Goal of the exercise:
Note how many lines hold the string "包装済みのものを仕入れて販売する営業を除く" and give that number without any other words.

[Raw records]
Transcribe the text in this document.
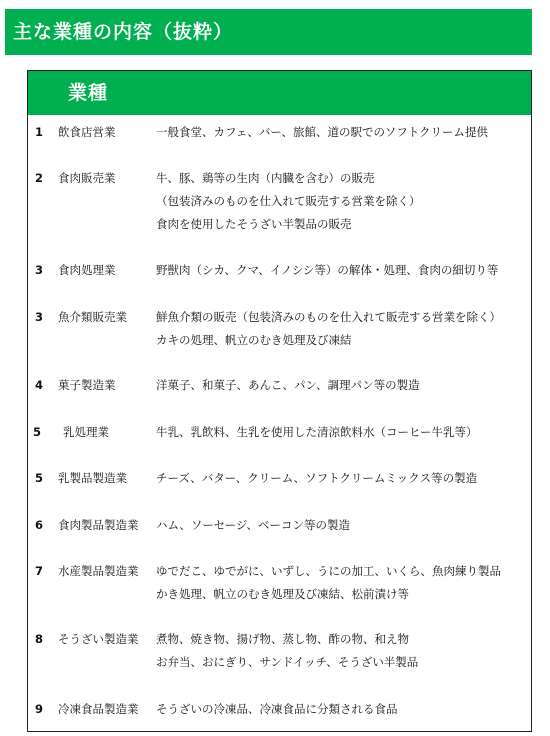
主な業種の内容（抜粋）
業種
1 飲食店営業	一般食堂、カフェ、バー、旅館、道の駅でのソフトクリーム提供
2 食肉販売業	牛、豚、鶏等の生肉（内臓を含む）の販売
（包装済みのものを仕入れて販売する営業を除く）
食肉を使用したそうざい半製品の販売
3 食肉処理業	野獣肉（シカ、クマ、イノシシ等）の解体・処理、食肉の細切り等
3 魚介類販売業	鮮魚介類の販売（包装済みのものを仕入れて販売する営業を除く）
カキの処理、帆立のむき処理及び凍結
4 菓子製造業	洋菓子、和菓子、あんこ、パン、調理パン等の製造
5 乳処理業	牛乳、乳飲料、生乳を使用した清涼飲料水（コーヒー牛乳等）
5 乳製品製造業	チーズ、バター、クリーム、ソフトクリームミックス等の製造
6 食肉製品製造業 ハム、ソーセージ、ベーコン等の製造
7 水産製品製造業 ゆでだこ、ゆでがに、いずし、うにの加工、いくら、魚肉練り製品
かき処理、帆立のむき処理及び凍結、松前漬け等
8 そうざい製造業 煮物、焼き物、揚げ物、蒸し物、酢の物、和え物
お弁当、おにぎり、サンドイッチ、そうざい半製品
9 冷凍食品製造業 そうざいの冷凍品、冷凍食品に分類される食品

Complete response:
2